The problem: Copy, from the entries below, each line where the word "Real" can be found.

Supplied data:
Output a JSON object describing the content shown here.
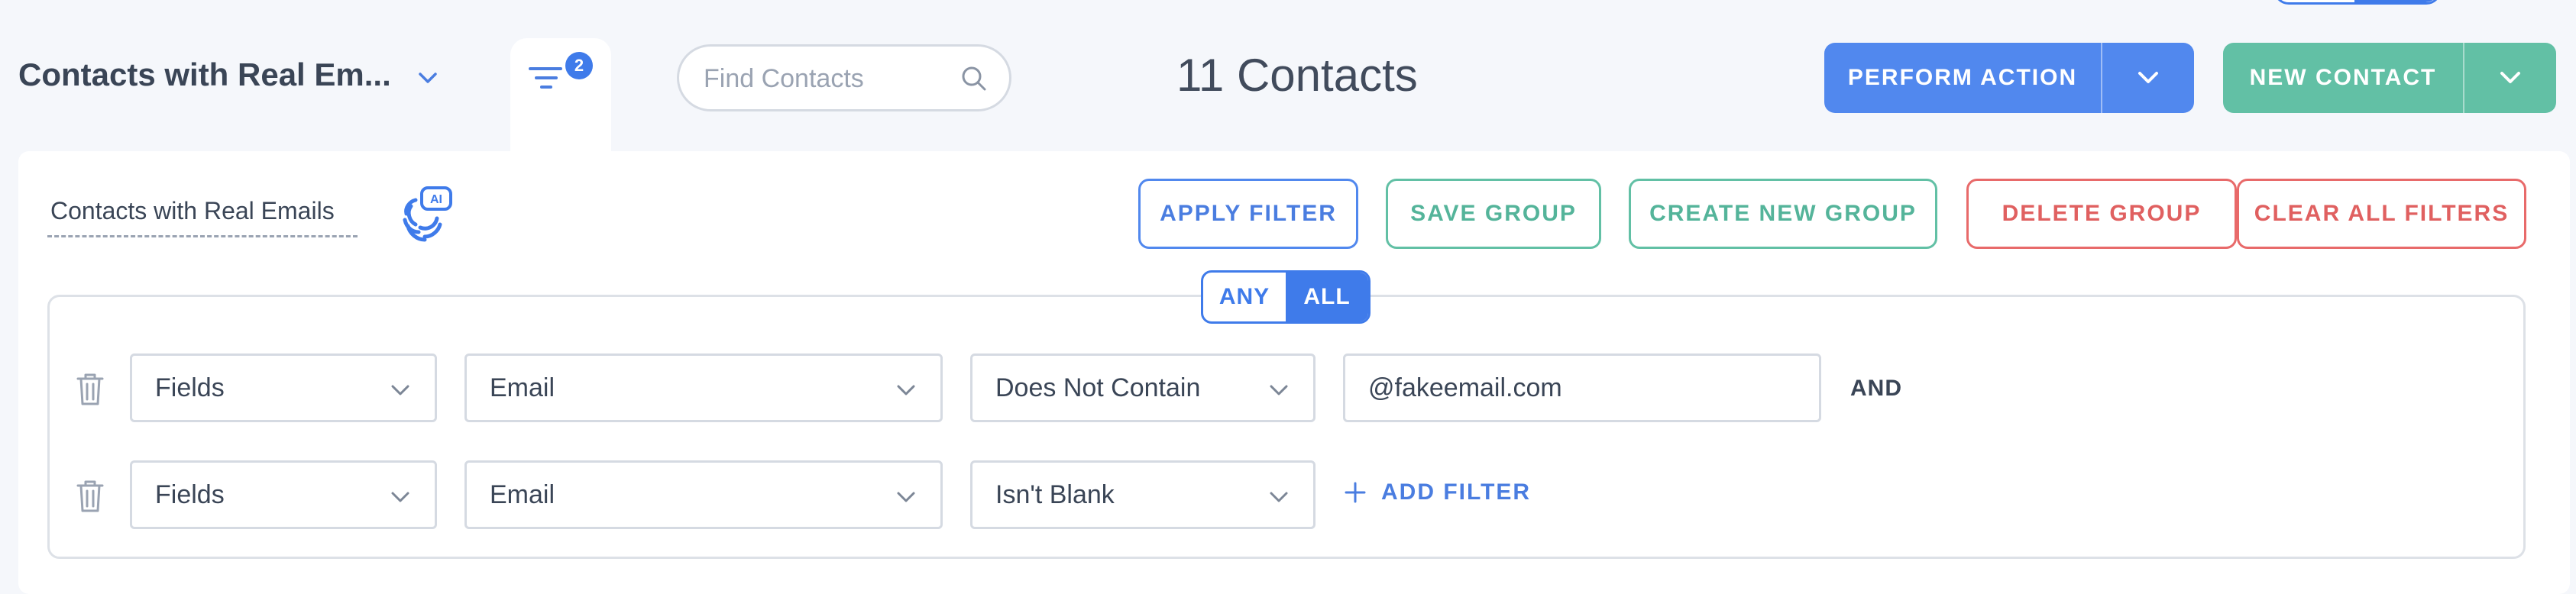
{
  "header": {
    "group_title": "Contacts with Real Em...",
    "filter_badge_count": "2",
    "search_placeholder": "Find Contacts",
    "contacts_count": "11 Contacts",
    "perform_action_label": "PERFORM ACTION",
    "new_contact_label": "NEW CONTACT"
  },
  "group": {
    "name": "Contacts with Real Emails",
    "ai_badge": "AI"
  },
  "actions": {
    "apply_filter": "APPLY FILTER",
    "save_group": "SAVE GROUP",
    "create_new_group": "CREATE NEW GROUP",
    "delete_group": "DELETE GROUP",
    "clear_all_filters": "CLEAR ALL FILTERS"
  },
  "match_mode": {
    "any_label": "ANY",
    "all_label": "ALL",
    "selected": "ALL"
  },
  "filters": [
    {
      "category": "Fields",
      "field": "Email",
      "operator": "Does Not Contain",
      "value": "@fakeemail.com",
      "connector": "AND"
    },
    {
      "category": "Fields",
      "field": "Email",
      "operator": "Isn't Blank"
    }
  ],
  "add_filter_label": "ADD FILTER",
  "colors": {
    "primary": "#3f7bea",
    "button_blue": "#5188ee",
    "button_green": "#62c0a5",
    "danger": "#e86a6a",
    "background": "#f5f7fb"
  }
}
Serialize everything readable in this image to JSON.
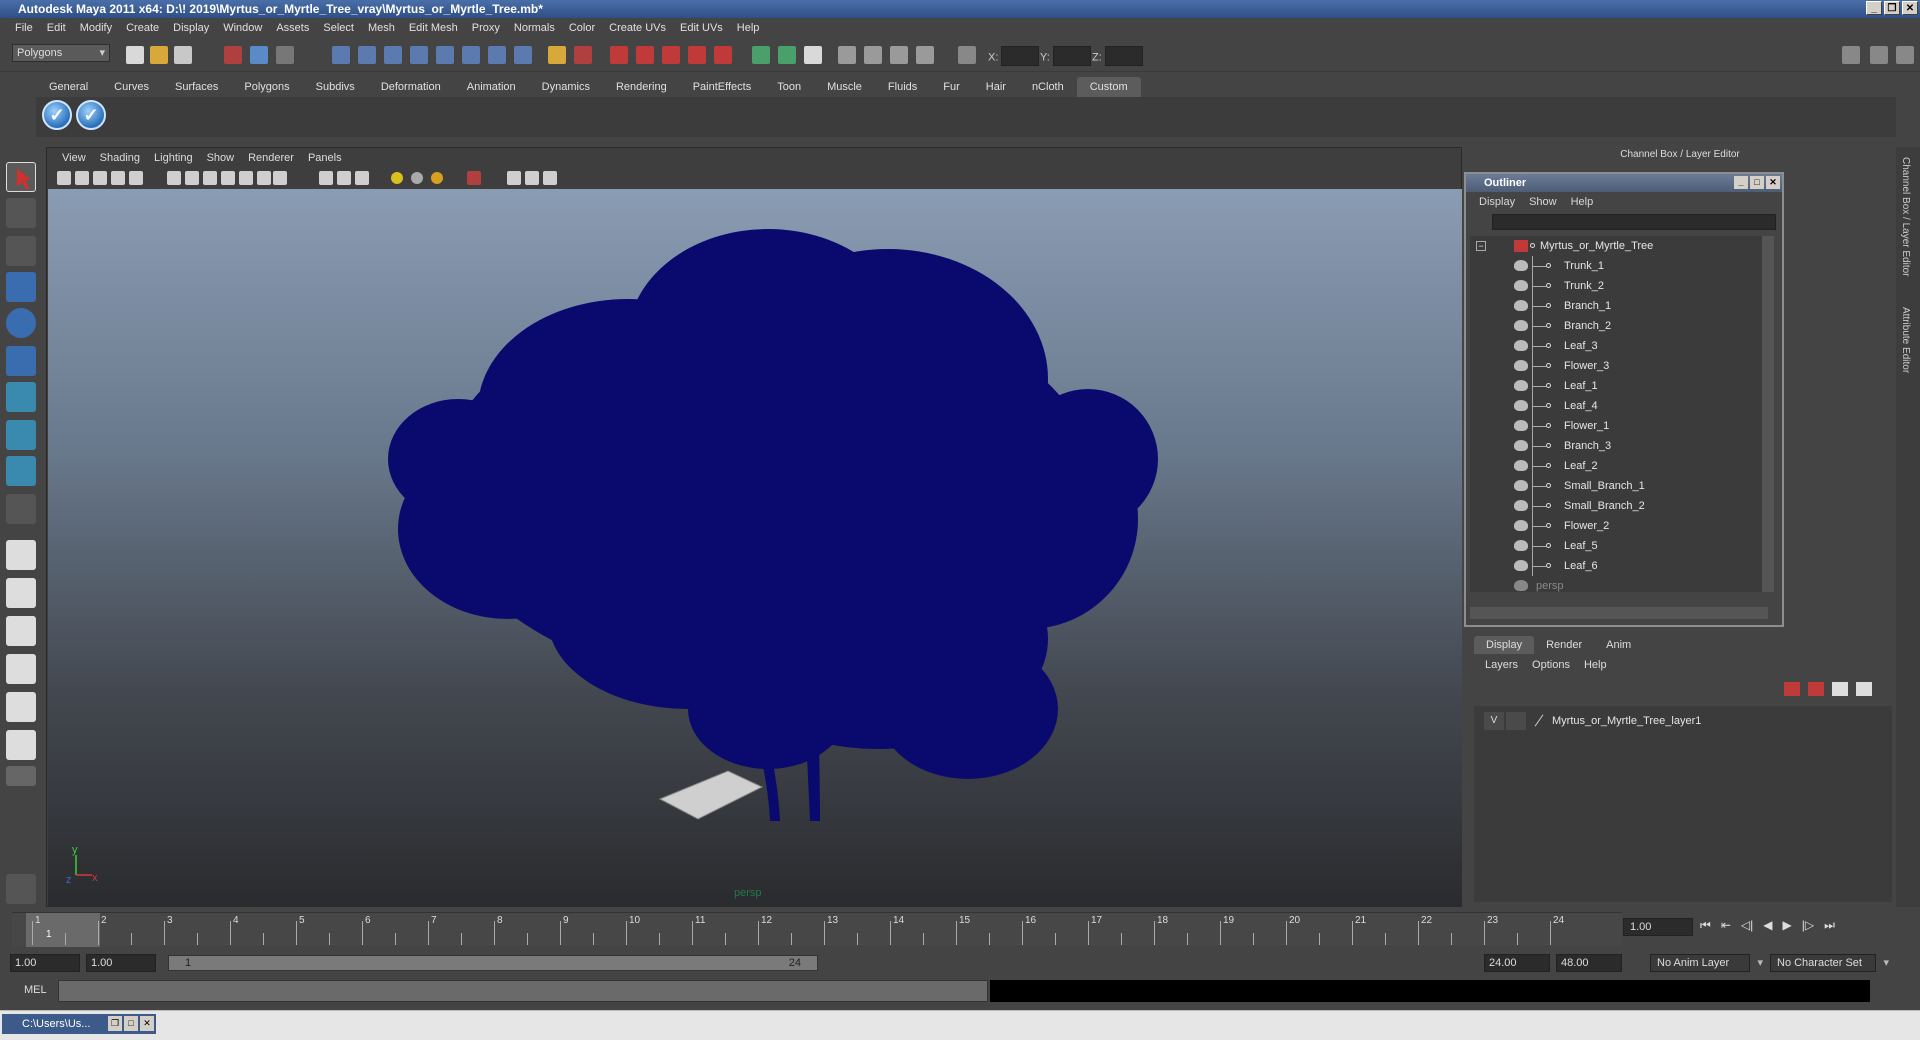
{
  "window": {
    "title": "Autodesk Maya 2011 x64: D:\\! 2019\\Myrtus_or_Myrtle_Tree_vray\\Myrtus_or_Myrtle_Tree.mb*"
  },
  "menubar": [
    "File",
    "Edit",
    "Modify",
    "Create",
    "Display",
    "Window",
    "Assets",
    "Select",
    "Mesh",
    "Edit Mesh",
    "Proxy",
    "Normals",
    "Color",
    "Create UVs",
    "Edit UVs",
    "Help"
  ],
  "statusline": {
    "mode": "Polygons",
    "x_label": "X:",
    "y_label": "Y:",
    "z_label": "Z:"
  },
  "shelf": {
    "tabs": [
      "General",
      "Curves",
      "Surfaces",
      "Polygons",
      "Subdivs",
      "Deformation",
      "Animation",
      "Dynamics",
      "Rendering",
      "PaintEffects",
      "Toon",
      "Muscle",
      "Fluids",
      "Fur",
      "Hair",
      "nCloth",
      "Custom"
    ],
    "active_tab": "Custom"
  },
  "viewport": {
    "menu": [
      "View",
      "Shading",
      "Lighting",
      "Show",
      "Renderer",
      "Panels"
    ],
    "camera_label": "persp",
    "axis_y": "y",
    "axis_x": "x",
    "axis_z": "z"
  },
  "channel_box": {
    "header": "Channel Box / Layer Editor",
    "side_tabs": [
      "Channel Box / Layer Editor",
      "Attribute Editor"
    ]
  },
  "outliner": {
    "title": "Outliner",
    "menu": [
      "Display",
      "Show",
      "Help"
    ],
    "root": "Myrtus_or_Myrtle_Tree",
    "children": [
      "Trunk_1",
      "Trunk_2",
      "Branch_1",
      "Branch_2",
      "Leaf_3",
      "Flower_3",
      "Leaf_1",
      "Leaf_4",
      "Flower_1",
      "Branch_3",
      "Leaf_2",
      "Small_Branch_1",
      "Small_Branch_2",
      "Flower_2",
      "Leaf_5",
      "Leaf_6"
    ],
    "camera": "persp"
  },
  "layer_editor": {
    "tabs": [
      "Display",
      "Render",
      "Anim"
    ],
    "active_tab": "Display",
    "menu": [
      "Layers",
      "Options",
      "Help"
    ],
    "layer_visible": "V",
    "layer_name": "Myrtus_or_Myrtle_Tree_layer1"
  },
  "timeline": {
    "ticks": [
      "1",
      "2",
      "3",
      "4",
      "5",
      "6",
      "7",
      "8",
      "9",
      "10",
      "11",
      "12",
      "13",
      "14",
      "15",
      "16",
      "17",
      "18",
      "19",
      "20",
      "21",
      "22",
      "23",
      "24"
    ],
    "current_frame_marker": "1",
    "current_frame": "1.00"
  },
  "range": {
    "start": "1.00",
    "playback_start": "1.00",
    "slider_start": "1",
    "slider_end": "24",
    "playback_end": "24.00",
    "end": "48.00",
    "anim_layer": "No Anim Layer",
    "character_set": "No Character Set"
  },
  "mel": {
    "label": "MEL"
  },
  "taskbar": {
    "item": "C:\\Users\\Us..."
  },
  "colors": {
    "tree": "#0a0a6e",
    "bg": "#444444",
    "accent": "#4a6fa8"
  }
}
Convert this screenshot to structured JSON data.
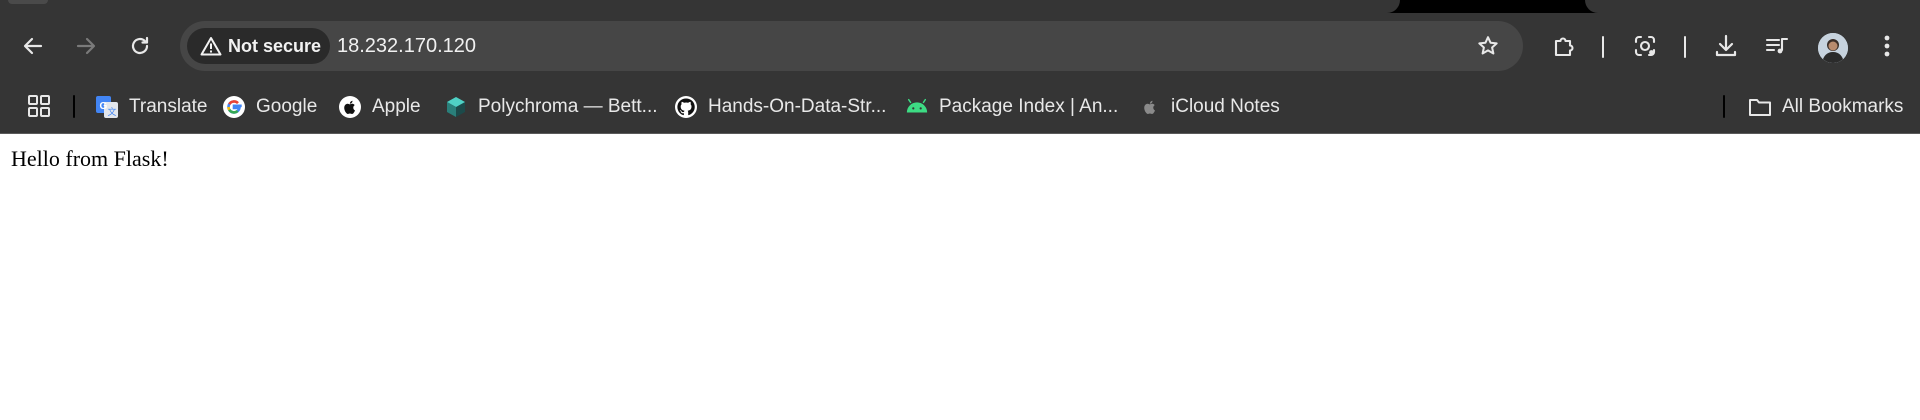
{
  "browser": {
    "security_label": "Not secure",
    "url": "18.232.170.120",
    "icons": [
      "back-icon",
      "forward-icon",
      "reload-icon",
      "warning-icon",
      "star-icon",
      "extensions-icon",
      "lens-icon",
      "download-icon",
      "media-control-icon",
      "avatar",
      "menu-icon"
    ]
  },
  "bookmarks": {
    "items": [
      {
        "label": "Translate",
        "icon": "translate-icon"
      },
      {
        "label": "Google",
        "icon": "google-icon"
      },
      {
        "label": "Apple",
        "icon": "apple-icon"
      },
      {
        "label": "Polychroma — Bett...",
        "icon": "polychroma-icon"
      },
      {
        "label": "Hands-On-Data-Str...",
        "icon": "github-icon"
      },
      {
        "label": "Package Index  |  An...",
        "icon": "android-icon"
      },
      {
        "label": "iCloud Notes",
        "icon": "apple-gray-icon"
      }
    ],
    "all_bookmarks_label": "All Bookmarks"
  },
  "page": {
    "body_text": "Hello from Flask!"
  },
  "colors": {
    "chrome_bg": "#353535",
    "omnibox_bg": "#464646",
    "tabstrip_bg": "#000000",
    "text_light": "#e8e8e8",
    "page_bg": "#ffffff"
  }
}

Correct response:
    "group_title": "Contacts with Real Em...",
    "name": "Contacts with Real Emails",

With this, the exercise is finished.